• [WRITTEN EXERCISE]: From the entries below, copy every line that holds the word "Cortex".
START DATASET RECORDS
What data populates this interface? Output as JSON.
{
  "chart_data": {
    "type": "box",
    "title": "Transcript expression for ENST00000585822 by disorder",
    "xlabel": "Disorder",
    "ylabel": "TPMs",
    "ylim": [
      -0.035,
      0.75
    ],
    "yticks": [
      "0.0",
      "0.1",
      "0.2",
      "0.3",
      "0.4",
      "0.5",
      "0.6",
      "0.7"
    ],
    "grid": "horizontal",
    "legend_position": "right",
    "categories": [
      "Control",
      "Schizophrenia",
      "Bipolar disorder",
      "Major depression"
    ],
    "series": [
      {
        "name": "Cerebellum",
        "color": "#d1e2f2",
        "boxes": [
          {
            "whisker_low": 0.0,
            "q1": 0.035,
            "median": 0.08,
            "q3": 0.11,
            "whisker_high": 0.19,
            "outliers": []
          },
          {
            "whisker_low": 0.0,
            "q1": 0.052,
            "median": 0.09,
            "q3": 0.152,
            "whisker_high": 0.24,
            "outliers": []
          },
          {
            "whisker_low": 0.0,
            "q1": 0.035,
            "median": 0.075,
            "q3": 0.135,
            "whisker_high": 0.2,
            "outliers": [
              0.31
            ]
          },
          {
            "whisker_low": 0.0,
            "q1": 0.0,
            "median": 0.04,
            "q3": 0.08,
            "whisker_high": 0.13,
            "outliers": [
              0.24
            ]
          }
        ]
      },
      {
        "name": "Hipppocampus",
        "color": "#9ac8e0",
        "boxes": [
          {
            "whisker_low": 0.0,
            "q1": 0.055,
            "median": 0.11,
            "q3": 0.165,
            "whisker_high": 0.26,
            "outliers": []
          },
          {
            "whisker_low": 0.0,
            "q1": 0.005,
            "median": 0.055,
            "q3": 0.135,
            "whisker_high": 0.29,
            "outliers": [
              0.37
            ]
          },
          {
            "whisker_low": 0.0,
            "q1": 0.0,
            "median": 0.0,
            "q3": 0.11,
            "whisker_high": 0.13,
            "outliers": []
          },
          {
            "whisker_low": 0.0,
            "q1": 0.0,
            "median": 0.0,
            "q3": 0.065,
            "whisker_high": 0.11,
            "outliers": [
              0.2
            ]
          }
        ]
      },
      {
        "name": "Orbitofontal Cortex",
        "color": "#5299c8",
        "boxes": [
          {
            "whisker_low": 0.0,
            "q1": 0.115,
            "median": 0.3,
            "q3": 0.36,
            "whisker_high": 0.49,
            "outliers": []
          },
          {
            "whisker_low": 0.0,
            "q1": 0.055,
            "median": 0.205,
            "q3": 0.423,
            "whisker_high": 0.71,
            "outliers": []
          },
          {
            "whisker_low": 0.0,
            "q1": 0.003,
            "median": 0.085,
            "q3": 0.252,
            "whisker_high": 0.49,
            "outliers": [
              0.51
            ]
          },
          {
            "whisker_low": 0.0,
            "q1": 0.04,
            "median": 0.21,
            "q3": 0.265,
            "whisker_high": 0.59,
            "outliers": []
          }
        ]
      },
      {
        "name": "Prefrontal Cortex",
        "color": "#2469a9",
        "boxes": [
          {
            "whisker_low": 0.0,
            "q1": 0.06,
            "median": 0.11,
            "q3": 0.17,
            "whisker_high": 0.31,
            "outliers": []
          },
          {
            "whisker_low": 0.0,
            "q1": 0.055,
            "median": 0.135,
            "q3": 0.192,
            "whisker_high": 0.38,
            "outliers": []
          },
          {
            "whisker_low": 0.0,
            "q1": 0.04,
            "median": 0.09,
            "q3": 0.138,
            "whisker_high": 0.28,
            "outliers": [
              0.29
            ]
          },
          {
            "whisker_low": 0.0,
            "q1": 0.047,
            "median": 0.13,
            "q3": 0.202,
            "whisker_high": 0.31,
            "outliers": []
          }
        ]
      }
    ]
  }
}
END DATASET RECORDS
• [RESPONSE TO THIS TASK]:
        "name": "Orbitofontal Cortex",
        "name": "Prefrontal Cortex",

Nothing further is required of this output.